■ **Set exercise**
Would you quote every entry exactly, dropping only the pictures?

[Dataset excerpt]
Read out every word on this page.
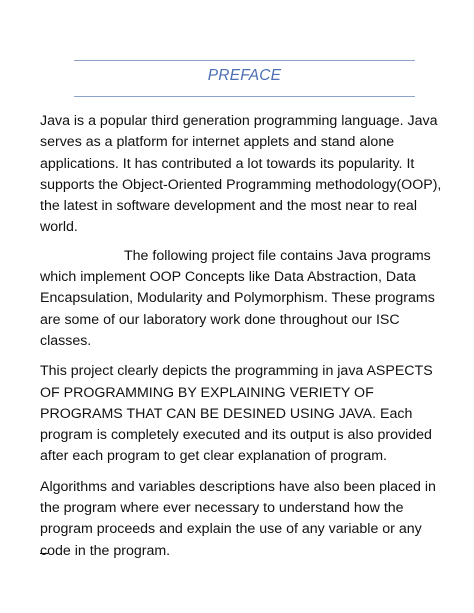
PREFACE

Java is a popular third generation programming language. Java serves as a platform for internet applets and stand alone applications. It has contributed a lot towards its popularity. It supports the Object-Oriented Programming methodology(OOP), the latest in software development and the most near to real world.

The following project file contains Java programs which implement OOP Concepts like Data Abstraction, Data Encapsulation, Modularity and Polymorphism. These programs are some of our laboratory work done throughout our ISC classes.

This project clearly depicts the programming in java ASPECTS OF PROGRAMMING BY EXPLAINING VERIETY OF PROGRAMS THAT CAN BE DESINED USING JAVA. Each program is completely executed and its output is also provided after each program to get clear explanation of program.

Algorithms and variables descriptions have also been placed in the program where ever necessary to understand how the program proceeds and explain the use of any variable or any code in the program.
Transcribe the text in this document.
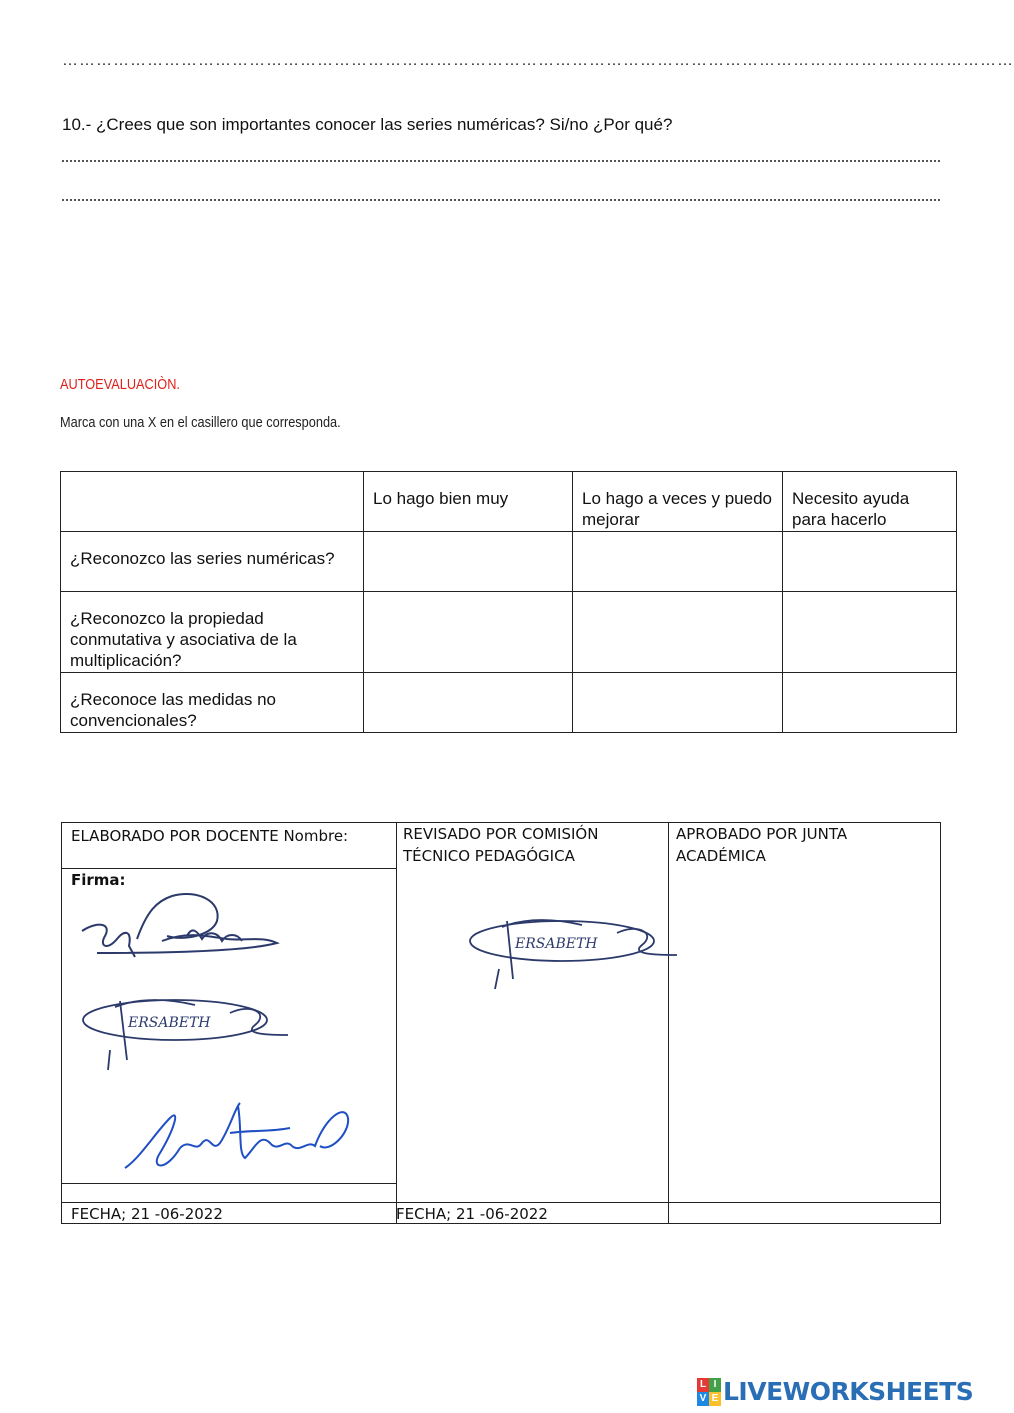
……………………………………………………………………………………………………………………………………………………
10.- ¿Crees que son importantes conocer las series numéricas? Si/no ¿Por qué?
AUTOEVALUACIÒN.
Marca con una X en el casillero que corresponda.
	Lo hago bien muy	Lo hago a veces y puedo mejorar	Necesito ayuda para hacerlo
¿Reconozco las series numéricas?			
¿Reconozco la propiedad conmutativa y asociativa de la multiplicación?			
¿Reconoce las medidas no convencionales?			
ELABORADO POR DOCENTE Nombre:
Firma:
REVISADO POR COMISIÓN TÉCNICO PEDAGÓGICA
APROBADO POR JUNTA ACADÉMICA
FECHA; 21 -06-2022	FECHA; 21 -06-2022
ERSABETH
ERSABETH
L I
V E LIVEWORKSHEETS
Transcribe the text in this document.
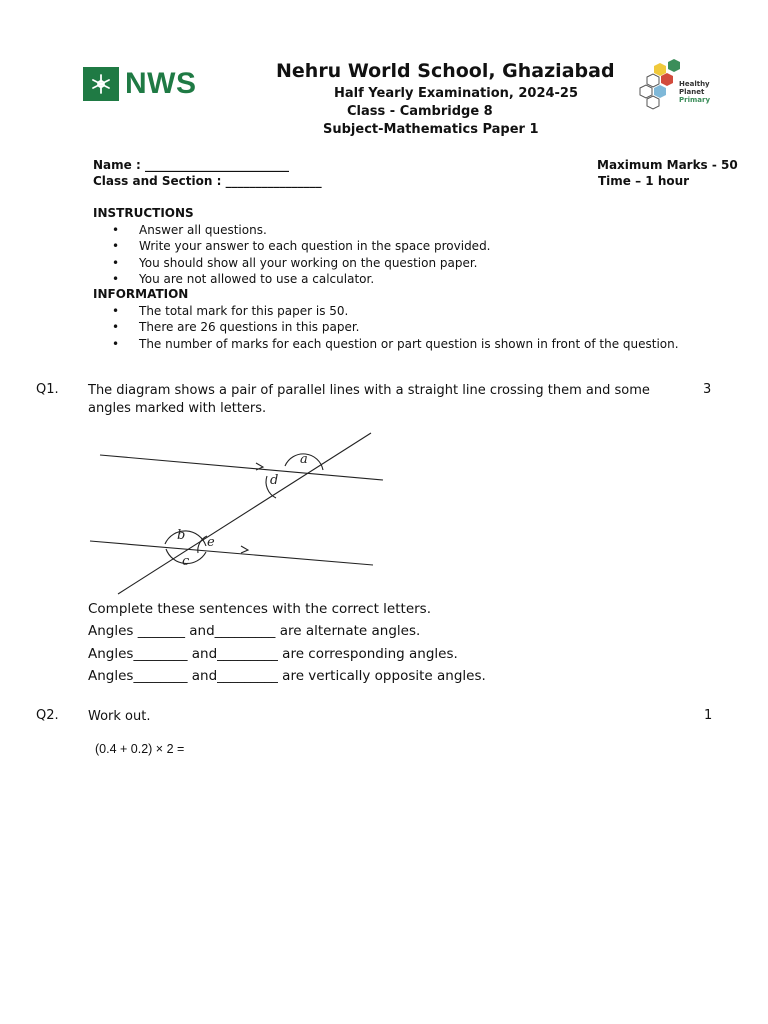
NWS	Nehru World School, Ghaziabad
Half Yearly Examination, 2024-25
Class - Cambridge 8
Subject-Mathematics Paper 1
Healthy
Planet
Primary
Name : ________________________
Class and Section : ________________
Maximum Marks - 50
Time – 1 hour
INSTRUCTIONS
•	Answer all questions.
•	Write your answer to each question in the space provided.
•	You should show all your working on the question paper.
•	You are not allowed to use a calculator.
INFORMATION
•	The total mark for this paper is 50.
•	There are 26 questions in this paper.
•	The number of marks for each question or part question is shown in front of the question.
Q1. The diagram shows a pair of parallel lines with a straight line crossing them and some
angles marked with letters.
3
a
d
b e
c
Complete these sentences with the correct letters.
Angles _______ and_________ are alternate angles.
Angles________ and_________ are corresponding angles.
Angles________ and_________ are vertically opposite angles.
Q2. Work out.	1
(0.4 + 0.2) × 2 =
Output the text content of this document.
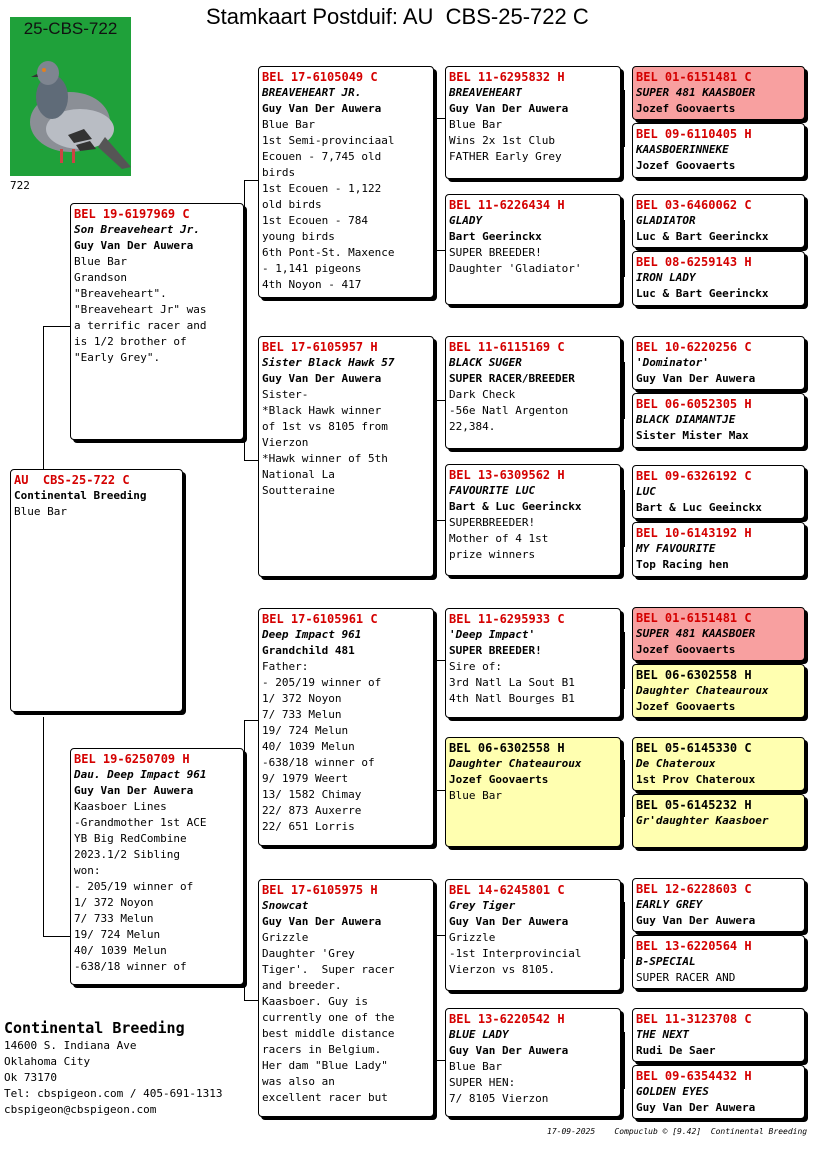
Stamkaart Postduif: AU  CBS-25-722 C
25-CBS-722
722
AU  CBS-25-722 C
Continental Breeding
Blue Bar
BEL 19-6197969 C
Son Breaveheart Jr.
Guy Van Der Auwera
Blue Bar
Grandson
"Breaveheart".
"Breaveheart Jr" was
a terrific racer and
is 1/2 brother of
"Early Grey".
BEL 19-6250709 H
Dau. Deep Impact 961
Guy Van Der Auwera
Kaasboer Lines
-Grandmother 1st ACE
YB Big RedCombine
2023.1/2 Sibling
won:
- 205/19 winner of
1/ 372 Noyon
7/ 733 Melun
19/ 724 Melun
40/ 1039 Melun
-638/18 winner of
BEL 17-6105049 C
BREAVEHEART JR.
Guy Van Der Auwera
Blue Bar
1st Semi-provinciaal
Ecouen - 7,745 old
birds
1st Ecouen - 1,122
old birds
1st Ecouen - 784
young birds
6th Pont-St. Maxence
- 1,141 pigeons
4th Noyon - 417
BEL 17-6105957 H
Sister Black Hawk 57
Guy Van Der Auwera
Sister-
*Black Hawk winner
of 1st vs 8105 from
Vierzon
*Hawk winner of 5th
National La
Soutteraine
BEL 17-6105961 C
Deep Impact 961
Grandchild 481
Father:
- 205/19 winner of
1/ 372 Noyon
7/ 733 Melun
19/ 724 Melun
40/ 1039 Melun
-638/18 winner of
9/ 1979 Weert
13/ 1582 Chimay
22/ 873 Auxerre
22/ 651 Lorris
BEL 17-6105975 H
Snowcat
Guy Van Der Auwera
Grizzle
Daughter 'Grey
Tiger'.  Super racer
and breeder.
Kaasboer. Guy is
currently one of the
best middle distance
racers in Belgium.
Her dam "Blue Lady"
was also an
excellent racer but
BEL 11-6295832 H
BREAVEHEART
Guy Van Der Auwera
Blue Bar
Wins 2x 1st Club
FATHER Early Grey
BEL 11-6226434 H
GLADY
Bart Geerinckx
SUPER BREEDER!
Daughter 'Gladiator'
BEL 11-6115169 C
BLACK SUGER
SUPER RACER/BREEDER
Dark Check
-56e Natl Argenton
22,384.
BEL 13-6309562 H
FAVOURITE LUC
Bart & Luc Geerinckx
SUPERBREEDER!
Mother of 4 1st
prize winners
BEL 11-6295933 C
'Deep Impact'
SUPER BREEDER!
Sire of:
3rd Natl La Sout B1
4th Natl Bourges B1
BEL 06-6302558 H
Daughter Chateauroux
Jozef Goovaerts
Blue Bar
BEL 14-6245801 C
Grey Tiger
Guy Van Der Auwera
Grizzle
-1st Interprovincial
Vierzon vs 8105.
BEL 13-6220542 H
BLUE LADY
Guy Van Der Auwera
Blue Bar
SUPER HEN:
7/ 8105 Vierzon
BEL 01-6151481 C
SUPER 481 KAASBOER
Jozef Goovaerts
BEL 09-6110405 H
KAASBOERINNEKE
Jozef Goovaerts
BEL 03-6460062 C
GLADIATOR
Luc & Bart Geerinckx
BEL 08-6259143 H
IRON LADY
Luc & Bart Geerinckx
BEL 10-6220256 C
'Dominator'
Guy Van Der Auwera
BEL 06-6052305 H
BLACK DIAMANTJE
Sister Mister Max
BEL 09-6326192 C
LUC
Bart & Luc Geeinckx
BEL 10-6143192 H
MY FAVOURITE
Top Racing hen
BEL 01-6151481 C
SUPER 481 KAASBOER
Jozef Goovaerts
BEL 06-6302558 H
Daughter Chateauroux
Jozef Goovaerts
BEL 05-6145330 C
De Chateroux
1st Prov Chateroux
BEL 05-6145232 H
Gr'daughter Kaasboer
BEL 12-6228603 C
EARLY GREY
Guy Van Der Auwera
BEL 13-6220564 H
B-SPECIAL
SUPER RACER AND
BEL 11-3123708 C
THE NEXT
Rudi De Saer
BEL 09-6354432 H
GOLDEN EYES
Guy Van Der Auwera
Continental Breeding
14600 S. Indiana Ave
Oklahoma City
Ok 73170
Tel: cbspigeon.com / 405-691-1313
cbspigeon@cbspigeon.com
17-09-2025    Compuclub © [9.42]  Continental Breeding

■ **Result below**
Read out every word on this page.
PREFACE

Java is a popular third generation programming language. Java serves as a platform for internet applets and stand alone applications. It has contributed a lot towards its popularity. It supports the Object-Oriented Programming methodology(OOP), the latest in software development and the most near to real world.

The following project file contains Java programs which implement OOP Concepts like Data Abstraction, Data Encapsulation, Modularity and Polymorphism. These programs are some of our laboratory work done throughout our ISC classes.

This project clearly depicts the programming in java ASPECTS OF PROGRAMMING BY EXPLAINING VERIETY OF PROGRAMS THAT CAN BE DESINED USING JAVA. Each program is completely executed and its output is also provided after each program to get clear explanation of program.

Algorithms and variables descriptions have also been placed in the program where ever necessary to understand how the program proceeds and explain the use of any variable or any code in the program.
Transcribe the text in this document.
……………………………………………………………………………………………………………………………………………………
10.- ¿Crees que son importantes conocer las series numéricas? Si/no ¿Por qué?
AUTOEVALUACIÒN.
Marca con una X en el casillero que corresponda.
	Lo hago bien muy	Lo hago a veces y puedo mejorar	Necesito ayuda para hacerlo
¿Reconozco las series numéricas?			
¿Reconozco la propiedad conmutativa y asociativa de la multiplicación?			
¿Reconoce las medidas no convencionales?			
ELABORADO POR DOCENTE Nombre:
Firma:
REVISADO POR COMISIÓN TÉCNICO PEDAGÓGICA
APROBADO POR JUNTA ACADÉMICA
FECHA; 21 -06-2022	FECHA; 21 -06-2022
ERSABETH
ERSABETH
L I
V E LIVEWORKSHEETS
Transcribe the text in this document.
NWS	Nehru World School, Ghaziabad
Half Yearly Examination, 2024-25
Class - Cambridge 8
Subject-Mathematics Paper 1
Healthy
Planet
Primary
Name : ________________________
Class and Section : ________________
Maximum Marks - 50
Time – 1 hour
INSTRUCTIONS
•	Answer all questions.
•	Write your answer to each question in the space provided.
•	You should show all your working on the question paper.
•	You are not allowed to use a calculator.
INFORMATION
•	The total mark for this paper is 50.
•	There are 26 questions in this paper.
•	The number of marks for each question or part question is shown in front of the question.
Q1. The diagram shows a pair of parallel lines with a straight line crossing them and some
angles marked with letters.
3
a
d
b e
c
Complete these sentences with the correct letters.
Angles _______ and_________ are alternate angles.
Angles________ and_________ are corresponding angles.
Angles________ and_________ are vertically opposite angles.
Q2. Work out.	1
(0.4 + 0.2) × 2 =
Output the text content of this document.
Stamkaart Postduif: AU  CBS-25-722 C
25-CBS-722
722
AU  CBS-25-722 C
Continental Breeding
Blue Bar
BEL 19-6197969 C
Son Breaveheart Jr.
Guy Van Der Auwera
Blue Bar
Grandson
"Breaveheart".
"Breaveheart Jr" was
a terrific racer and
is 1/2 brother of
"Early Grey".
BEL 19-6250709 H
Dau. Deep Impact 961
Guy Van Der Auwera
Kaasboer Lines
-Grandmother 1st ACE
YB Big RedCombine
2023.1/2 Sibling
won:
- 205/19 winner of
1/ 372 Noyon
7/ 733 Melun
19/ 724 Melun
40/ 1039 Melun
-638/18 winner of
BEL 17-6105049 C
BREAVEHEART JR.
Guy Van Der Auwera
Blue Bar
1st Semi-provinciaal
Ecouen - 7,745 old
birds
1st Ecouen - 1,122
old birds
1st Ecouen - 784
young birds
6th Pont-St. Maxence
- 1,141 pigeons
4th Noyon - 417
BEL 17-6105957 H
Sister Black Hawk 57
Guy Van Der Auwera
Sister-
*Black Hawk winner
of 1st vs 8105 from
Vierzon
*Hawk winner of 5th
National La
Soutteraine
BEL 17-6105961 C
Deep Impact 961
Grandchild 481
Father:
- 205/19 winner of
1/ 372 Noyon
7/ 733 Melun
19/ 724 Melun
40/ 1039 Melun
-638/18 winner of
9/ 1979 Weert
13/ 1582 Chimay
22/ 873 Auxerre
22/ 651 Lorris
BEL 17-6105975 H
Snowcat
Guy Van Der Auwera
Grizzle
Daughter 'Grey
Tiger'.  Super racer
and breeder.
Kaasboer. Guy is
currently one of the
best middle distance
racers in Belgium.
Her dam "Blue Lady"
was also an
excellent racer but
BEL 11-6295832 H
BREAVEHEART
Guy Van Der Auwera
Blue Bar
Wins 2x 1st Club
FATHER Early Grey
BEL 11-6226434 H
GLADY
Bart Geerinckx
SUPER BREEDER!
Daughter 'Gladiator'
BEL 11-6115169 C
BLACK SUGER
SUPER RACER/BREEDER
Dark Check
-56e Natl Argenton
22,384.
BEL 13-6309562 H
FAVOURITE LUC
Bart & Luc Geerinckx
SUPERBREEDER!
Mother of 4 1st
prize winners
BEL 11-6295933 C
'Deep Impact'
SUPER BREEDER!
Sire of:
3rd Natl La Sout B1
4th Natl Bourges B1
BEL 06-6302558 H
Daughter Chateauroux
Jozef Goovaerts
Blue Bar
BEL 14-6245801 C
Grey Tiger
Guy Van Der Auwera
Grizzle
-1st Interprovincial
Vierzon vs 8105.
BEL 13-6220542 H
BLUE LADY
Guy Van Der Auwera
Blue Bar
SUPER HEN:
7/ 8105 Vierzon
BEL 01-6151481 C
SUPER 481 KAASBOER
Jozef Goovaerts
BEL 09-6110405 H
KAASBOERINNEKE
Jozef Goovaerts
BEL 03-6460062 C
GLADIATOR
Luc & Bart Geerinckx
BEL 08-6259143 H
IRON LADY
Luc & Bart Geerinckx
BEL 10-6220256 C
'Dominator'
Guy Van Der Auwera
BEL 06-6052305 H
BLACK DIAMANTJE
Sister Mister Max
BEL 09-6326192 C
LUC
Bart & Luc Geeinckx
BEL 10-6143192 H
MY FAVOURITE
Top Racing hen
BEL 01-6151481 C
SUPER 481 KAASBOER
Jozef Goovaerts
BEL 06-6302558 H
Daughter Chateauroux
Jozef Goovaerts
BEL 05-6145330 C
De Chateroux
1st Prov Chateroux
BEL 05-6145232 H
Gr'daughter Kaasboer
BEL 12-6228603 C
EARLY GREY
Guy Van Der Auwera
BEL 13-6220564 H
B-SPECIAL
SUPER RACER AND
BEL 11-3123708 C
THE NEXT
Rudi De Saer
BEL 09-6354432 H
GOLDEN EYES
Guy Van Der Auwera
Continental Breeding
14600 S. Indiana Ave
Oklahoma City
Ok 73170
Tel: cbspigeon.com / 405-691-1313
cbspigeon@cbspigeon.com
17-09-2025    Compuclub © [9.42]  Continental Breeding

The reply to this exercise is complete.